Task directions:
Rewrite the data below, changing every "data-point" to "plot-point" and keeping everything else the same. Leave the pictures out of your answer.
━━━━━ Available records
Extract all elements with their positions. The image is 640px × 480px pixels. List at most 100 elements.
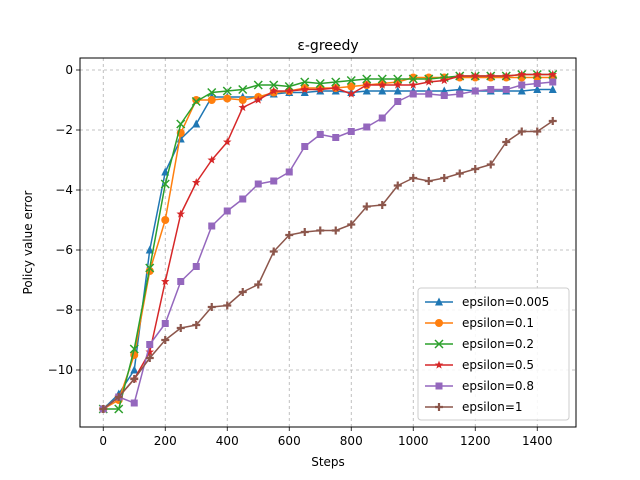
data-point <box>331 83 341 92</box>
legend-label: epsilon=1 <box>462 400 523 414</box>
data-point <box>378 201 387 209</box>
data-point <box>253 95 263 104</box>
data-point <box>269 86 279 95</box>
legend-marker <box>434 339 444 349</box>
x-tick-label: 600 <box>278 434 301 448</box>
legend-label: epsilon=0.8 <box>462 379 534 393</box>
data-point <box>238 84 248 95</box>
data-point <box>517 70 527 79</box>
data-point <box>207 96 216 104</box>
data-point <box>393 86 402 95</box>
data-point <box>440 92 448 99</box>
data-point <box>238 96 247 104</box>
data-point <box>285 168 293 176</box>
data-point <box>269 80 279 90</box>
data-point <box>192 263 200 270</box>
data-point <box>161 336 170 344</box>
data-point <box>548 70 558 79</box>
data-point <box>439 76 449 85</box>
data-point <box>440 174 449 182</box>
y-tick-label: 0 <box>65 63 73 77</box>
data-point <box>315 85 325 94</box>
data-point <box>408 80 418 89</box>
data-point <box>300 228 309 236</box>
data-point <box>347 128 355 135</box>
data-point <box>145 263 155 273</box>
data-point <box>145 347 155 356</box>
data-point <box>486 160 495 169</box>
x-tick-label: 400 <box>216 434 239 448</box>
data-point <box>114 393 123 401</box>
legend-item: epsilon=0.5 <box>425 358 534 372</box>
data-point <box>362 202 371 211</box>
data-point <box>486 71 496 80</box>
y-axis-title: Policy value error <box>21 190 35 294</box>
data-point <box>393 80 403 89</box>
data-point <box>223 301 232 310</box>
chart-title: ε-greedy <box>297 38 358 54</box>
data-point <box>176 324 185 332</box>
data-point <box>502 138 511 146</box>
data-point <box>502 86 510 93</box>
data-point <box>316 226 325 235</box>
data-point <box>146 341 154 348</box>
data-point <box>378 114 386 122</box>
data-point <box>424 177 433 185</box>
data-point <box>487 86 495 93</box>
data-point <box>254 280 263 289</box>
data-point <box>347 220 356 229</box>
data-point <box>285 231 294 239</box>
data-point <box>347 82 356 91</box>
data-point <box>362 86 371 95</box>
data-point <box>223 94 232 103</box>
data-point <box>393 181 402 190</box>
x-tick-label: 1000 <box>398 434 429 448</box>
axis-ticks: 0 200 400 600 800 1000 1200 1400 −10 −8 −6 −4 −2 0 <box>48 63 553 448</box>
data-point <box>331 226 340 235</box>
data-point <box>269 247 278 256</box>
y-tick-label: −2 <box>55 123 73 137</box>
legend-marker <box>435 382 443 390</box>
data-point <box>238 288 247 296</box>
data-point <box>517 127 526 136</box>
data-point <box>455 71 465 80</box>
legend-item: epsilon=1 <box>425 400 523 414</box>
data-point <box>208 222 216 230</box>
legend-box <box>417 287 570 421</box>
data-point <box>300 77 310 87</box>
data-point <box>470 71 480 80</box>
data-point <box>409 174 418 182</box>
plot-frame <box>79 57 577 428</box>
data-point <box>424 77 434 86</box>
y-tick-label: −4 <box>55 183 73 197</box>
data-point <box>161 216 170 224</box>
data-point <box>284 86 294 95</box>
series-line <box>102 73 553 410</box>
data-point <box>222 137 232 146</box>
data-point <box>223 207 231 215</box>
data-point <box>393 74 403 84</box>
data-point <box>207 303 216 311</box>
data-point <box>192 119 201 128</box>
plot-series <box>98 69 558 414</box>
data-point <box>253 80 263 90</box>
legend-item: epsilon=0.2 <box>425 337 534 351</box>
y-tick-label: −8 <box>55 303 73 317</box>
legend-label: epsilon=0.2 <box>462 337 534 351</box>
x-tick-label: 200 <box>154 434 177 448</box>
data-point <box>207 87 217 98</box>
data-point <box>346 75 356 86</box>
data-point <box>301 143 309 150</box>
data-point <box>130 365 139 374</box>
data-point <box>518 81 526 89</box>
legend-marker <box>435 403 443 411</box>
data-point <box>471 87 479 95</box>
legend-marker <box>435 319 443 327</box>
legend-item: epsilon=0.8 <box>425 379 534 393</box>
data-point <box>533 127 542 136</box>
data-point <box>408 74 418 84</box>
grid <box>80 58 576 427</box>
data-point <box>129 344 139 354</box>
data-point <box>239 195 247 203</box>
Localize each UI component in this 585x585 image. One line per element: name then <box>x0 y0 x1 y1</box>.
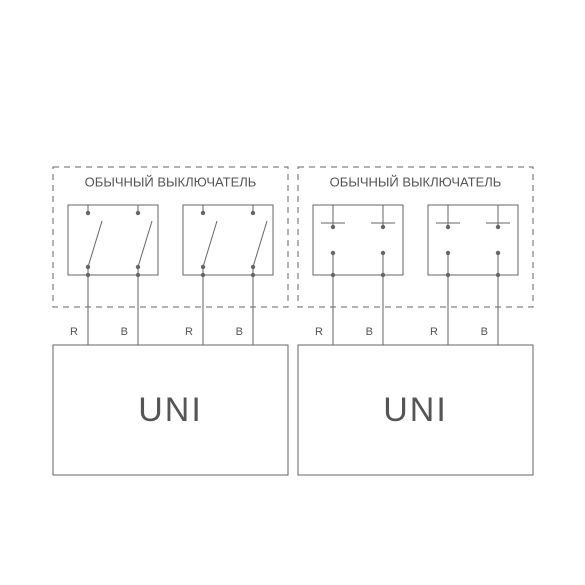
terminal-label-B: B <box>366 326 373 338</box>
terminal-label-R: R <box>430 326 438 338</box>
panel-title: ОБЫЧНЫЙ ВЫКЛЮЧАТЕЛЬ <box>85 174 257 189</box>
terminal-label-R: R <box>315 326 323 338</box>
terminal-label-R: R <box>185 326 193 338</box>
terminal-label-R: R <box>70 326 78 338</box>
terminal-label-B: B <box>121 326 128 338</box>
panel-title: ОБЫЧНЫЙ ВЫКЛЮЧАТЕЛЬ <box>330 174 502 189</box>
uni-label: UNI <box>138 391 203 429</box>
terminal-label-B: B <box>481 326 488 338</box>
uni-label: UNI <box>383 391 448 429</box>
wiring-diagram: ОБЫЧНЫЙ ВЫКЛЮЧАТЕЛЬ UNI R B R B ОБЫЧНЫЙ ВЫКЛЮЧ… <box>0 0 585 585</box>
terminal-label-B: B <box>236 326 243 338</box>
━━━━━━━━━━
The answer:
Extract all elements with their positions. The image is 640px × 480px pixels. List at most 100 elements.
plot-point <box>331 83 341 92</box>
legend-label: epsilon=1 <box>462 400 523 414</box>
plot-point <box>378 201 387 209</box>
plot-point <box>253 95 263 104</box>
plot-point <box>269 86 279 95</box>
legend-marker <box>434 339 444 349</box>
x-tick-label: 600 <box>278 434 301 448</box>
legend-label: epsilon=0.8 <box>462 379 534 393</box>
plot-point <box>238 84 248 95</box>
plot-point <box>517 70 527 79</box>
plot-point <box>207 96 216 104</box>
plot-point <box>393 86 402 95</box>
plot-point <box>440 92 448 99</box>
plot-point <box>238 96 247 104</box>
plot-point <box>285 168 293 176</box>
plot-point <box>269 80 279 90</box>
plot-point <box>192 263 200 270</box>
plot-point <box>161 336 170 344</box>
plot-point <box>548 70 558 79</box>
plot-point <box>439 76 449 85</box>
plot-point <box>440 174 449 182</box>
y-tick-label: 0 <box>65 63 73 77</box>
plot-point <box>315 85 325 94</box>
plot-point <box>408 80 418 89</box>
plot-point <box>300 228 309 236</box>
plot-point <box>347 128 355 135</box>
plot-point <box>145 263 155 273</box>
plot-point <box>145 347 155 356</box>
plot-point <box>486 160 495 169</box>
x-tick-label: 400 <box>216 434 239 448</box>
plot-point <box>114 393 123 401</box>
legend-item: epsilon=0.5 <box>425 358 534 372</box>
plot-point <box>362 202 371 211</box>
plot-point <box>486 71 496 80</box>
y-axis-title: Policy value error <box>21 190 35 294</box>
plot-point <box>393 80 403 89</box>
plot-point <box>223 301 232 310</box>
chart-title: ε-greedy <box>297 38 358 54</box>
plot-point <box>176 324 185 332</box>
plot-point <box>502 138 511 146</box>
plot-point <box>502 86 510 93</box>
plot-point <box>316 226 325 235</box>
plot-point <box>146 341 154 348</box>
plot-point <box>378 114 386 122</box>
plot-point <box>424 177 433 185</box>
plot-point <box>487 86 495 93</box>
plot-point <box>254 280 263 289</box>
plot-point <box>347 220 356 229</box>
plot-point <box>285 231 294 239</box>
plot-point <box>347 82 356 91</box>
plot-point <box>362 86 371 95</box>
plot-point <box>223 94 232 103</box>
plot-point <box>393 181 402 190</box>
x-tick-label: 1000 <box>398 434 429 448</box>
axis-ticks: 0 200 400 600 800 1000 1200 1400 −10 −8 −6 −4 −2 0 <box>48 63 553 448</box>
plot-point <box>331 226 340 235</box>
plot-point <box>269 247 278 256</box>
y-tick-label: −2 <box>55 123 73 137</box>
legend-marker <box>435 382 443 390</box>
plot-point <box>238 288 247 296</box>
plot-point <box>517 127 526 136</box>
plot-point <box>455 71 465 80</box>
legend-item: epsilon=1 <box>425 400 523 414</box>
plot-point <box>208 222 216 230</box>
legend-box <box>417 287 570 421</box>
plot-point <box>300 77 310 87</box>
plot-point <box>470 71 480 80</box>
plot-point <box>409 174 418 182</box>
plot-frame <box>79 57 577 428</box>
plot-point <box>424 77 434 86</box>
y-tick-label: −4 <box>55 183 73 197</box>
plot-point <box>161 216 170 224</box>
plot-point <box>284 86 294 95</box>
series-line <box>102 73 553 410</box>
plot-point <box>222 137 232 146</box>
plot-point <box>223 207 231 215</box>
plot-point <box>393 74 403 84</box>
plot-point <box>207 303 216 311</box>
plot-point <box>192 119 201 128</box>
plot-series <box>98 69 558 414</box>
plot-point <box>253 80 263 90</box>
legend-item: epsilon=0.2 <box>425 337 534 351</box>
y-tick-label: −8 <box>55 303 73 317</box>
legend-label: epsilon=0.2 <box>462 337 534 351</box>
x-tick-label: 200 <box>154 434 177 448</box>
plot-point <box>207 87 217 98</box>
plot-point <box>346 75 356 86</box>
plot-point <box>301 143 309 150</box>
plot-point <box>130 365 139 374</box>
plot-point <box>518 81 526 89</box>
legend-marker <box>435 403 443 411</box>
plot-point <box>471 87 479 95</box>
legend-marker <box>435 319 443 327</box>
legend-item: epsilon=0.8 <box>425 379 534 393</box>
plot-point <box>533 127 542 136</box>
plot-point <box>408 74 418 84</box>
grid <box>80 58 576 427</box>
plot-point <box>129 344 139 354</box>
plot-point <box>239 195 247 203</box>
Localize each UI component in this 585x585 image. One line per element: name then <box>x0 y0 x1 y1</box>.
terminal-label-B: B <box>366 326 373 338</box>
terminal-label-R: R <box>430 326 438 338</box>
panel-title: ОБЫЧНЫЙ ВЫКЛЮЧАТЕЛЬ <box>85 174 257 189</box>
terminal-label-R: R <box>315 326 323 338</box>
terminal-label-R: R <box>185 326 193 338</box>
terminal-label-R: R <box>70 326 78 338</box>
terminal-label-B: B <box>121 326 128 338</box>
panel-title: ОБЫЧНЫЙ ВЫКЛЮЧАТЕЛЬ <box>330 174 502 189</box>
uni-label: UNI <box>138 391 203 429</box>
terminal-label-B: B <box>481 326 488 338</box>
uni-label: UNI <box>383 391 448 429</box>
wiring-diagram: ОБЫЧНЫЙ ВЫКЛЮЧАТЕЛЬ UNI R B R B ОБЫЧНЫЙ ВЫКЛЮЧ… <box>0 0 585 585</box>
terminal-label-B: B <box>236 326 243 338</box>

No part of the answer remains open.